**Your instructions**
Look through the listing and locate every line containing the word "该逻辑判断是错误的"; copy those lines.

**Records supplied**
********************
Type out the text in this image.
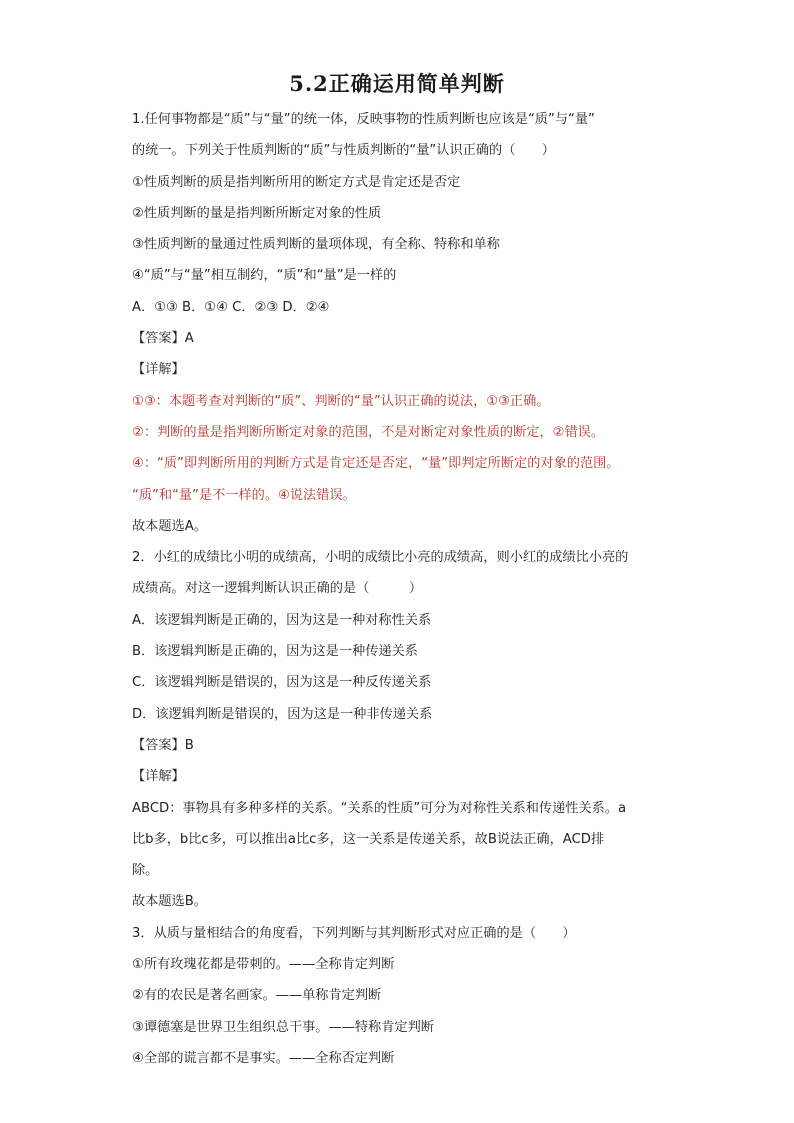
5.2正确运用简单判断
1.任何事物都是“质”与“量”的统一体，反映事物的性质判断也应该是“质”与“量”
的统一。下列关于性质判断的“质”与性质判断的“量”认识正确的（　　）
①性质判断的质是指判断所用的断定方式是肯定还是否定
②性质判断的量是指判断所断定对象的性质
③性质判断的量通过性质判断的量项体现，有全称、特称和单称
④“质”与“量”相互制约，“质”和“量”是一样的
A．①③ B．①④ C．②③ D．②④
【答案】A
【详解】
①③：本题考查对判断的“质”、判断的“量”认识正确的说法，①③正确。
②：判断的量是指判断所断定对象的范围，不是对断定对象性质的断定，②错误。
④：“质”即判断所用的判断方式是肯定还是否定，“量”即判定所断定的对象的范围。
“质”和“量”是不一样的。④说法错误。
故本题选A。
2．小红的成绩比小明的成绩高，小明的成绩比小亮的成绩高，则小红的成绩比小亮的
成绩高。对这一逻辑判断认识正确的是（　　　）
A．该逻辑判断是正确的，因为这是一种对称性关系
B．该逻辑判断是正确的，因为这是一种传递关系
C．该逻辑判断是错误的，因为这是一种反传递关系
D．该逻辑判断是错误的，因为这是一种非传递关系
【答案】B
【详解】
ABCD：事物具有多种多样的关系。“关系的性质”可分为对称性关系和传递性关系。a
比b多，b比c多，可以推出a比c多，这一关系是传递关系，故B说法正确，ACD排
除。
故本题选B。
3．从质与量相结合的角度看，下列判断与其判断形式对应正确的是（　　）
①所有玫瑰花都是带刺的。——全称肯定判断
②有的农民是著名画家。——单称肯定判断
③谭德塞是世界卫生组织总干事。——特称肯定判断
④全部的谎言都不是事实。——全称否定判断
********************
**Result of this exercise**
C．该逻辑判断是错误的，因为这是一种反传递关系
D．该逻辑判断是错误的，因为这是一种非传递关系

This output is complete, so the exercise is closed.